— Begin —

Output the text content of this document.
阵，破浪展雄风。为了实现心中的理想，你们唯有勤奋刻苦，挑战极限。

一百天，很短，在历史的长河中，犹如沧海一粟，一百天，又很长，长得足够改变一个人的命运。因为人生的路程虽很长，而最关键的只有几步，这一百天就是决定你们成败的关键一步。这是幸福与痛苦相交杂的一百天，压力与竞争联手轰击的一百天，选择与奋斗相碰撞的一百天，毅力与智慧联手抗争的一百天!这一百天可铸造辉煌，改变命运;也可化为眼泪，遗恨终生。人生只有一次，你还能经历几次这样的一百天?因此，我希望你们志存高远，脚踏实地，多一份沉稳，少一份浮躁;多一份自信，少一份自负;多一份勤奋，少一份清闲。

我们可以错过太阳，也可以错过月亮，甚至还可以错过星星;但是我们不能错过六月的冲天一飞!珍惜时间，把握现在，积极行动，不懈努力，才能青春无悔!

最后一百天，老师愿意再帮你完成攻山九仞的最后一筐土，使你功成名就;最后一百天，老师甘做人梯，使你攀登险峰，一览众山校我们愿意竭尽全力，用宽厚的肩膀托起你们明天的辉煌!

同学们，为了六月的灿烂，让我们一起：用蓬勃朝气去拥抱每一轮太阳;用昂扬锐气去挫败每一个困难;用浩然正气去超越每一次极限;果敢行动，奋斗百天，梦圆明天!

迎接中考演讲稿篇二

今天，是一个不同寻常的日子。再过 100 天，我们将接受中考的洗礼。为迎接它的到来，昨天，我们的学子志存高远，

— End —
— Begin —

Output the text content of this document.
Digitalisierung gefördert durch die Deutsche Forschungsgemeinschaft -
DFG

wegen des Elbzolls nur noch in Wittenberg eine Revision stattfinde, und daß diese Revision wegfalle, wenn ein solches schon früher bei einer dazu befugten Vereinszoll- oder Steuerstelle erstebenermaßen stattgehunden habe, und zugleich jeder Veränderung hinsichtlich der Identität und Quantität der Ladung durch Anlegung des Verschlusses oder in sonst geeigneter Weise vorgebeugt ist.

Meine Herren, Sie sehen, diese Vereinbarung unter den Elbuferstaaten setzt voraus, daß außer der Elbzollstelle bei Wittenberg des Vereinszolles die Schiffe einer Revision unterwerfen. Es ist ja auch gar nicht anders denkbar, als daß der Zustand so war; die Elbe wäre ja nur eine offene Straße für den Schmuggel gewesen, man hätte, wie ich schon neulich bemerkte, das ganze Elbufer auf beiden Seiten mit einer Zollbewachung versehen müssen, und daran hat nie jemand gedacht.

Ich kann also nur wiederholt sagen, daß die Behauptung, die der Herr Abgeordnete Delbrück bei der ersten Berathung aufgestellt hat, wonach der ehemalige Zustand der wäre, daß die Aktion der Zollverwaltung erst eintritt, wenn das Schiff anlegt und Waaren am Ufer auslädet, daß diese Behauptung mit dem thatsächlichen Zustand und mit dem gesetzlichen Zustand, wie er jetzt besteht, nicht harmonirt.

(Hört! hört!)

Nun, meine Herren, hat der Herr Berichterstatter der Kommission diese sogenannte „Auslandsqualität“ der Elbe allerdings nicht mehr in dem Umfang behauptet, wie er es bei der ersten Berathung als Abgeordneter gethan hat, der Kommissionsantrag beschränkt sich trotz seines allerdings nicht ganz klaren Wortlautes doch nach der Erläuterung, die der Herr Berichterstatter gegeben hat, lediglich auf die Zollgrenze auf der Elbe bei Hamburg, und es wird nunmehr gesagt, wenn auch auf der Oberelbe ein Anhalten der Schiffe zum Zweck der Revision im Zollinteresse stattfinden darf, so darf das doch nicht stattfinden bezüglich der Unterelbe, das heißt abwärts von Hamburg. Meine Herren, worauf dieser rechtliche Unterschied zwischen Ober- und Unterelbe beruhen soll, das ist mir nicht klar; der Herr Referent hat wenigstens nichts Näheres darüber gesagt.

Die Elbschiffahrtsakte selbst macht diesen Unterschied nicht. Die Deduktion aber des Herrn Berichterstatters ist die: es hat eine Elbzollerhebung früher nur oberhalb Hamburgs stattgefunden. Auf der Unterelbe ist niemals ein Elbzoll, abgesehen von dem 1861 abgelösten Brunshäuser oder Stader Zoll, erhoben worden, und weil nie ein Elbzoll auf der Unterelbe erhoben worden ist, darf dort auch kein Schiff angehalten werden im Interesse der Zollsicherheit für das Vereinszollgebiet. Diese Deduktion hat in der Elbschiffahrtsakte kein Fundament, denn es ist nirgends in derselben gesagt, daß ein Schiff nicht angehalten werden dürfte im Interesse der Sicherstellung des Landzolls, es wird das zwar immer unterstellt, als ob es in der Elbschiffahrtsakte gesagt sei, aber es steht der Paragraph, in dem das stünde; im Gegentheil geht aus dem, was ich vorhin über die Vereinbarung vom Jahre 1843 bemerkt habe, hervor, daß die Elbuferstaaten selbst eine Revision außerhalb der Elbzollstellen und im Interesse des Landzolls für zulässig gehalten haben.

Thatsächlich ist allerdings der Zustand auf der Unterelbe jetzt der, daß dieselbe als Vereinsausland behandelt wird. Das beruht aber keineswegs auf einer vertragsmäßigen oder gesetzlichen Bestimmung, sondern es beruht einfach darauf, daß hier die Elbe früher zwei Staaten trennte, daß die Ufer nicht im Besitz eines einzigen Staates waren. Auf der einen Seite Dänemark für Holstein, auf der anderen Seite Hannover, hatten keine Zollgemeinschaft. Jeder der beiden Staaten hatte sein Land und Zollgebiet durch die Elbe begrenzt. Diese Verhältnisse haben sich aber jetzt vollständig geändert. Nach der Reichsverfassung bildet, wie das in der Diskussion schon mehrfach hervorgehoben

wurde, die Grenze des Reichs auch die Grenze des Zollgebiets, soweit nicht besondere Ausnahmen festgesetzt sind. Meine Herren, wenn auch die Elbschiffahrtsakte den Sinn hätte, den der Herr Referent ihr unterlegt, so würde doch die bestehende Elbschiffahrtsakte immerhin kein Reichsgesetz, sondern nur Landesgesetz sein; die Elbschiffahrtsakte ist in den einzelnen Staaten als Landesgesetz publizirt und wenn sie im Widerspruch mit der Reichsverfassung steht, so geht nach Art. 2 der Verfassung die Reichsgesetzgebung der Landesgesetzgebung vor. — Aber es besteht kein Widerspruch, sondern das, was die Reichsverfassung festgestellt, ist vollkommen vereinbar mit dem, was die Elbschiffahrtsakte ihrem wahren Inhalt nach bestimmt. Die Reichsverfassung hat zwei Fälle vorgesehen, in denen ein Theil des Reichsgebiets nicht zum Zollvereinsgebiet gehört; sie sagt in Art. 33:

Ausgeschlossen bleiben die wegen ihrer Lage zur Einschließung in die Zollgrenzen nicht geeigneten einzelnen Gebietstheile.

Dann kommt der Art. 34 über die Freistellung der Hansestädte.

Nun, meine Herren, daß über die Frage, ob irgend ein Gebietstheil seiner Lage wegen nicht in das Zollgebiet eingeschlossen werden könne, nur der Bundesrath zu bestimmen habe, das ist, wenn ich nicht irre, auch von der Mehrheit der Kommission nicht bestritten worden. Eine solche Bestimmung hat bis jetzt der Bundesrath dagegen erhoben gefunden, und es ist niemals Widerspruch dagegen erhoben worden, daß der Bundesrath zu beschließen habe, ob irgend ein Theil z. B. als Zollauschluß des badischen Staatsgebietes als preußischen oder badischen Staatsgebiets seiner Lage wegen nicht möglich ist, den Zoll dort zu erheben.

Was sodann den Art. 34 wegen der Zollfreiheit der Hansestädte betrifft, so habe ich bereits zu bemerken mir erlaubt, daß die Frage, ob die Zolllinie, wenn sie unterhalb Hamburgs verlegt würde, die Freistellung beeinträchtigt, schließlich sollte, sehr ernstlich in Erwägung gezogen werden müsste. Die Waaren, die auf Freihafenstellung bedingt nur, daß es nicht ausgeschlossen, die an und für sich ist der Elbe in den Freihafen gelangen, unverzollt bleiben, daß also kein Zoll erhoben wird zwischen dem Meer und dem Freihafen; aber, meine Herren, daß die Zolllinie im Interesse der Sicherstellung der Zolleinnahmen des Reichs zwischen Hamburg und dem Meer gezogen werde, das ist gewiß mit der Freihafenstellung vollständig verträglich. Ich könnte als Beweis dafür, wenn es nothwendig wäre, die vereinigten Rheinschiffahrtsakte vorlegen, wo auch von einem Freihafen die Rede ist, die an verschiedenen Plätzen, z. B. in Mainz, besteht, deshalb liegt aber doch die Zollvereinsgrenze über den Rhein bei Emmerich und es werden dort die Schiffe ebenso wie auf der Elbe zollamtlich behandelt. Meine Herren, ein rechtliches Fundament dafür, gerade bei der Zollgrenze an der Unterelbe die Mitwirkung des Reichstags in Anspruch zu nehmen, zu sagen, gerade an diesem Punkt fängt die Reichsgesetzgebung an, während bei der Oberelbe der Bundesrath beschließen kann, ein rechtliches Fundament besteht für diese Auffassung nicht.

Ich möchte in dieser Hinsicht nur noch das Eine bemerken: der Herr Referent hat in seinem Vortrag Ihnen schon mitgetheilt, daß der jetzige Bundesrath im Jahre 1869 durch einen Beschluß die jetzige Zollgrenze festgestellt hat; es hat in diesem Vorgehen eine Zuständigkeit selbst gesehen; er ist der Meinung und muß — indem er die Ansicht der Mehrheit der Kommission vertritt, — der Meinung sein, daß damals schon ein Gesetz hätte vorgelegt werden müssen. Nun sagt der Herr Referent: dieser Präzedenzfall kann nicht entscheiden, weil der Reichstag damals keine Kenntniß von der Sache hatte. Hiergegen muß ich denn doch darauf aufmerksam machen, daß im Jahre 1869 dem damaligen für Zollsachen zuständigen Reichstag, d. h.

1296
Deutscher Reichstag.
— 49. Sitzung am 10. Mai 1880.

— End —

EXERCISE AIM: Among the entries above, how many lines include the word "einzelnen"? Give the number with no comment.

ANSWER BELOW: 2